### Given request
Return every record exactly as written.

### Record excerpts
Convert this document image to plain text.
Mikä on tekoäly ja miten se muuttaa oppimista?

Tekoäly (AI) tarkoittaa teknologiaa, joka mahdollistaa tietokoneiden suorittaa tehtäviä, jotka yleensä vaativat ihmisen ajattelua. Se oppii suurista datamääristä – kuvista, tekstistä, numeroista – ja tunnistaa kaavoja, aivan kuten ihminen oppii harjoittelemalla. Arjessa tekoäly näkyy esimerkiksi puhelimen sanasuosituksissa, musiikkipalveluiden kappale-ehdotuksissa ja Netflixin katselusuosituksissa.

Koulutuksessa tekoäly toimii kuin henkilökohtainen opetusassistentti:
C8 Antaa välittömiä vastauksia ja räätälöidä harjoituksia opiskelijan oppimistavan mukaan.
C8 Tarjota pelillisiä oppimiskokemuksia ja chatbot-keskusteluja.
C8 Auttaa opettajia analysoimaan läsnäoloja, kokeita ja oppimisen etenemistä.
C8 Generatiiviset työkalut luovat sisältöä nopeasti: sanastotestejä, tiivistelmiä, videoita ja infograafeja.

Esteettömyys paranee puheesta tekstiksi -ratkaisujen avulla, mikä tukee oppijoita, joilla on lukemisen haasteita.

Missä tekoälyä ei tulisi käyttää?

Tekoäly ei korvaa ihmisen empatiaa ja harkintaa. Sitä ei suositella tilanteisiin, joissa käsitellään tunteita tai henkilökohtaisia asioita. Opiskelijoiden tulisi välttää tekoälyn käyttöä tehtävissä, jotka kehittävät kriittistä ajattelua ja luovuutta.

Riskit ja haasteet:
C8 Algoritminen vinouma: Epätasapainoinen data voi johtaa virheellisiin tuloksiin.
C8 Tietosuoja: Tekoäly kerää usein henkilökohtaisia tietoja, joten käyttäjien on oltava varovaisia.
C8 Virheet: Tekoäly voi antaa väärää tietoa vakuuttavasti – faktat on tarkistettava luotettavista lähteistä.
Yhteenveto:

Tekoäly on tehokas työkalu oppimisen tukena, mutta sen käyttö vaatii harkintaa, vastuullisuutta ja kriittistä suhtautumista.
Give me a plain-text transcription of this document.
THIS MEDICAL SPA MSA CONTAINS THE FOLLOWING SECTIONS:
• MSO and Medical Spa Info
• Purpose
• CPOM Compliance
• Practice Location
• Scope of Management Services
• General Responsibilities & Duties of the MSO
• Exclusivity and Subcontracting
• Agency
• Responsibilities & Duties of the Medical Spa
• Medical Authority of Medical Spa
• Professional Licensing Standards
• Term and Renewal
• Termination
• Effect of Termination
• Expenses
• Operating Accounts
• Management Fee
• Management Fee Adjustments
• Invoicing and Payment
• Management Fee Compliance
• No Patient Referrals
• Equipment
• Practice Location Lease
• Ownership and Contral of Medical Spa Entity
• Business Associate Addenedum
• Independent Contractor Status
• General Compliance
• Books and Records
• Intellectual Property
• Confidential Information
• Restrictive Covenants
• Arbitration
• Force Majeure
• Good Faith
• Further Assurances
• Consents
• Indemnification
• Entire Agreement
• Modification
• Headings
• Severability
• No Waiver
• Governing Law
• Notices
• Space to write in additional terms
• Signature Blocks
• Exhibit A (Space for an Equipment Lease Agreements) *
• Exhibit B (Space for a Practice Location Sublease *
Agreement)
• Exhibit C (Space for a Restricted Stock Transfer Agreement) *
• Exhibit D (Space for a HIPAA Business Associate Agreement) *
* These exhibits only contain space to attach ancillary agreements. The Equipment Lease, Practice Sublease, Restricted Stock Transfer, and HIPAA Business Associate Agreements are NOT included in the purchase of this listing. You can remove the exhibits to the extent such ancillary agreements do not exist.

### Output below
Convert this document image to plain text.
Mikä on tekoäly ja miten se muuttaa oppimista?

Tekoäly (AI) tarkoittaa teknologiaa, joka mahdollistaa tietokoneiden suorittaa tehtäviä, jotka yleensä vaativat ihmisen ajattelua. Se oppii suurista datamääristä – kuvista, tekstistä, numeroista – ja tunnistaa kaavoja, aivan kuten ihminen oppii harjoittelemalla. Arjessa tekoäly näkyy esimerkiksi puhelimen sanasuosituksissa, musiikkipalveluiden kappale-ehdotuksissa ja Netflixin katselusuosituksissa.

Koulutuksessa tekoäly toimii kuin henkilökohtainen opetusassistentti:
C8 Antaa välittömiä vastauksia ja räätälöidä harjoituksia opiskelijan oppimistavan mukaan.
C8 Tarjota pelillisiä oppimiskokemuksia ja chatbot-keskusteluja.
C8 Auttaa opettajia analysoimaan läsnäoloja, kokeita ja oppimisen etenemistä.
C8 Generatiiviset työkalut luovat sisältöä nopeasti: sanastotestejä, tiivistelmiä, videoita ja infograafeja.

Esteettömyys paranee puheesta tekstiksi -ratkaisujen avulla, mikä tukee oppijoita, joilla on lukemisen haasteita.

Missä tekoälyä ei tulisi käyttää?

Tekoäly ei korvaa ihmisen empatiaa ja harkintaa. Sitä ei suositella tilanteisiin, joissa käsitellään tunteita tai henkilökohtaisia asioita. Opiskelijoiden tulisi välttää tekoälyn käyttöä tehtävissä, jotka kehittävät kriittistä ajattelua ja luovuutta.

Riskit ja haasteet:
C8 Algoritminen vinouma: Epätasapainoinen data voi johtaa virheellisiin tuloksiin.
C8 Tietosuoja: Tekoäly kerää usein henkilökohtaisia tietoja, joten käyttäjien on oltava varovaisia.
C8 Virheet: Tekoäly voi antaa väärää tietoa vakuuttavasti – faktat on tarkistettava luotettavista lähteistä.
Yhteenveto:

Tekoäly on tehokas työkalu oppimisen tukena, mutta sen käyttö vaatii harkintaa, vastuullisuutta ja kriittistä suhtautumista.
Give me a plain-text transcription of this document.
THIS MEDICAL SPA MSA CONTAINS THE FOLLOWING SECTIONS:
• MSO and Medical Spa Info
• Purpose
• CPOM Compliance
• Practice Location
• Scope of Management Services
• General Responsibilities & Duties of the MSO
• Exclusivity and Subcontracting
• Agency
• Responsibilities & Duties of the Medical Spa
• Medical Authority of Medical Spa
• Professional Licensing Standards
• Term and Renewal
• Termination
• Effect of Termination
• Expenses
• Operating Accounts
• Management Fee
• Management Fee Adjustments
• Invoicing and Payment
• Management Fee Compliance
• No Patient Referrals
• Equipment
• Practice Location Lease
• Ownership and Contral of Medical Spa Entity
• Business Associate Addenedum
• Independent Contractor Status
• General Compliance
• Books and Records
• Intellectual Property
• Confidential Information
• Restrictive Covenants
• Arbitration
• Force Majeure
• Good Faith
• Further Assurances
• Consents
• Indemnification
• Entire Agreement
• Modification
• Headings
• Severability
• No Waiver
• Governing Law
• Notices
• Space to write in additional terms
• Signature Blocks
• Exhibit A (Space for an Equipment Lease Agreements) *
• Exhibit B (Space for a Practice Location Sublease *
Agreement)
• Exhibit C (Space for a Restricted Stock Transfer Agreement) *
• Exhibit D (Space for a HIPAA Business Associate Agreement) *
* These exhibits only contain space to attach ancillary agreements. The Equipment Lease, Practice Sublease, Restricted Stock Transfer, and HIPAA Business Associate Agreements are NOT included in the purchase of this listing. You can remove the exhibits to the extent such ancillary agreements do not exist.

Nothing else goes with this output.